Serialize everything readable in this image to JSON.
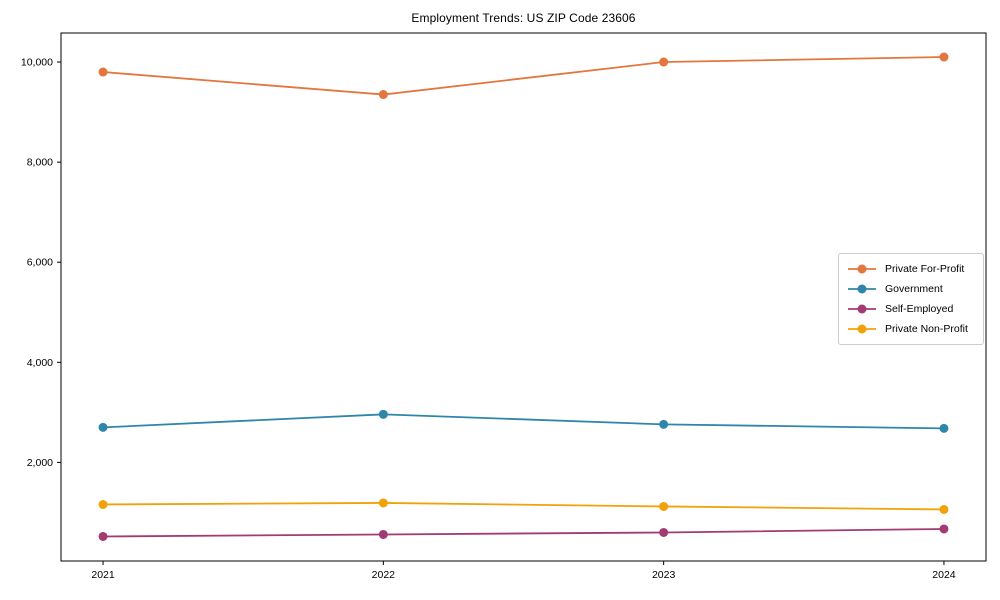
{
  "chart_data": {
    "type": "line",
    "title": "Employment Trends: US ZIP Code 23606",
    "x": [
      2021,
      2022,
      2023,
      2024
    ],
    "x_tick_labels": [
      "2021",
      "2022",
      "2023",
      "2024"
    ],
    "y_ticks": [
      2000,
      4000,
      6000,
      8000,
      10000
    ],
    "y_tick_labels": [
      "2,000",
      "4,000",
      "6,000",
      "8,000",
      "10,000"
    ],
    "xlim": [
      2020.85,
      2024.15
    ],
    "ylim": [
      30,
      10580
    ],
    "xlabel": "",
    "ylabel": "",
    "grid": false,
    "legend_position": "center-right",
    "background_color": "#ffffff",
    "spine_color": "#000000",
    "series": [
      {
        "name": "Private For-Profit",
        "color": "#e2763c",
        "values": [
          9800,
          9350,
          10000,
          10100
        ]
      },
      {
        "name": "Government",
        "color": "#2e86ab",
        "values": [
          2700,
          2960,
          2760,
          2680
        ]
      },
      {
        "name": "Self-Employed",
        "color": "#a23b72",
        "values": [
          520,
          560,
          600,
          670
        ]
      },
      {
        "name": "Private Non-Profit",
        "color": "#f1a208",
        "values": [
          1160,
          1190,
          1120,
          1060
        ]
      }
    ]
  }
}
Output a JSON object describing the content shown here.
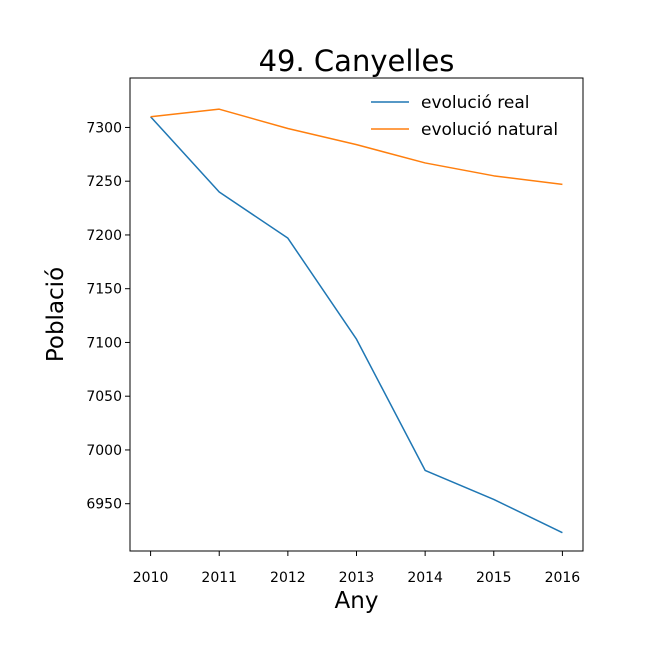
{
  "chart_data": {
    "type": "line",
    "title": "49. Canyelles",
    "xlabel": "Any",
    "ylabel": "Població",
    "x": [
      2010,
      2011,
      2012,
      2013,
      2014,
      2015,
      2016
    ],
    "xticks": [
      "2010",
      "2011",
      "2012",
      "2013",
      "2014",
      "2015",
      "2016"
    ],
    "yticks": [
      "6950",
      "7000",
      "7050",
      "7100",
      "7150",
      "7200",
      "7250",
      "7300"
    ],
    "xlim": [
      2009.7,
      2016.3
    ],
    "ylim": [
      6906,
      7346
    ],
    "grid": false,
    "legend_position": "top-right",
    "series": [
      {
        "name": "evolució real",
        "color": "#1f77b4",
        "values": [
          7310,
          7240,
          7197,
          7103,
          6981,
          6954,
          6923
        ]
      },
      {
        "name": "evolució natural",
        "color": "#ff7f0e",
        "values": [
          7310,
          7317,
          7299,
          7284,
          7267,
          7255,
          7247
        ]
      }
    ]
  }
}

**GOAL**: Track down every line with the word "evolució" and copy it.

**WORKED ANSWER**:
        "name": "evolució real",
        "name": "evolució natural",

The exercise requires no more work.